# Start of Dataset records

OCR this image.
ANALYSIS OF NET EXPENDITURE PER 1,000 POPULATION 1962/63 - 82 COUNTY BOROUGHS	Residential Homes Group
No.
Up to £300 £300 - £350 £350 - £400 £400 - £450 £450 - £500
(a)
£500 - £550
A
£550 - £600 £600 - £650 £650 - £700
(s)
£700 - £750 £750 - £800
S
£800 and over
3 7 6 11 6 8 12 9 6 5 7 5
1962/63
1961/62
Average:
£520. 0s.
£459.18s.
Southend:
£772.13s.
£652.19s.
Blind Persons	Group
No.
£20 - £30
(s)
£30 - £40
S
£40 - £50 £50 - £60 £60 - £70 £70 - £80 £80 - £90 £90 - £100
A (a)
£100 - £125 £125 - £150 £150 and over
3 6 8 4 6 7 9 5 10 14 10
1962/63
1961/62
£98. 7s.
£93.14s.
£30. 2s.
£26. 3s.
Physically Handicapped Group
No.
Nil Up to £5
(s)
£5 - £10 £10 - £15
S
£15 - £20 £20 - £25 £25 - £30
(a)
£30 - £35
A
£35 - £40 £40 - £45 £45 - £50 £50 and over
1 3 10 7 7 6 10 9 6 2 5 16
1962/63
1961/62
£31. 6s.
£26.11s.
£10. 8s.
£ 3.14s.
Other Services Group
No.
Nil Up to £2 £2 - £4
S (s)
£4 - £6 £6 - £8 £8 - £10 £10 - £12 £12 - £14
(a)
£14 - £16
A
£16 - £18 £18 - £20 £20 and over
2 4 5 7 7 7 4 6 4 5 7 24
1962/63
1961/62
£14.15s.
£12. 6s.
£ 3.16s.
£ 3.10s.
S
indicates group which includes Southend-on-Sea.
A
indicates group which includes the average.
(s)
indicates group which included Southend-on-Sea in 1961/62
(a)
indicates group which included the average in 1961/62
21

# End of Dataset records

All of the entries above need to be reproduced exactly.

OCR this image.
ANALYSIS OF NET EXPENDITURE PER 1,000 POPULATION 1962/63 - 82 COUNTY BOROUGHS	Residential Homes Group
No.
Up to £300 £300 - £350 £350 - £400 £400 - £450 £450 - £500
(a)
£500 - £550
A
£550 - £600 £600 - £650 £650 - £700
(s)
£700 - £750 £750 - £800
S
£800 and over
3 7 6 11 6 8 12 9 6 5 7 5
1962/63
1961/62
Average:
£520. 0s.
£459.18s.
Southend:
£772.13s.
£652.19s.
Blind Persons	Group
No.
£20 - £30
(s)
£30 - £40
S
£40 - £50 £50 - £60 £60 - £70 £70 - £80 £80 - £90 £90 - £100
A (a)
£100 - £125 £125 - £150 £150 and over
3 6 8 4 6 7 9 5 10 14 10
1962/63
1961/62
£98. 7s.
£93.14s.
£30. 2s.
£26. 3s.
Physically Handicapped Group
No.
Nil Up to £5
(s)
£5 - £10 £10 - £15
S
£15 - £20 £20 - £25 £25 - £30
(a)
£30 - £35
A
£35 - £40 £40 - £45 £45 - £50 £50 and over
1 3 10 7 7 6 10 9 6 2 5 16
1962/63
1961/62
£31. 6s.
£26.11s.
£10. 8s.
£ 3.14s.
Other Services Group
No.
Nil Up to £2 £2 - £4
S (s)
£4 - £6 £6 - £8 £8 - £10 £10 - £12 £12 - £14
(a)
£14 - £16
A
£16 - £18 £18 - £20 £20 and over
2 4 5 7 7 7 4 6 4 5 7 24
1962/63
1961/62
£14.15s.
£12. 6s.
£ 3.16s.
£ 3.10s.
S
indicates group which includes Southend-on-Sea.
A
indicates group which includes the average.
(s)
indicates group which included Southend-on-Sea in 1961/62
(a)
indicates group which included the average in 1961/62
21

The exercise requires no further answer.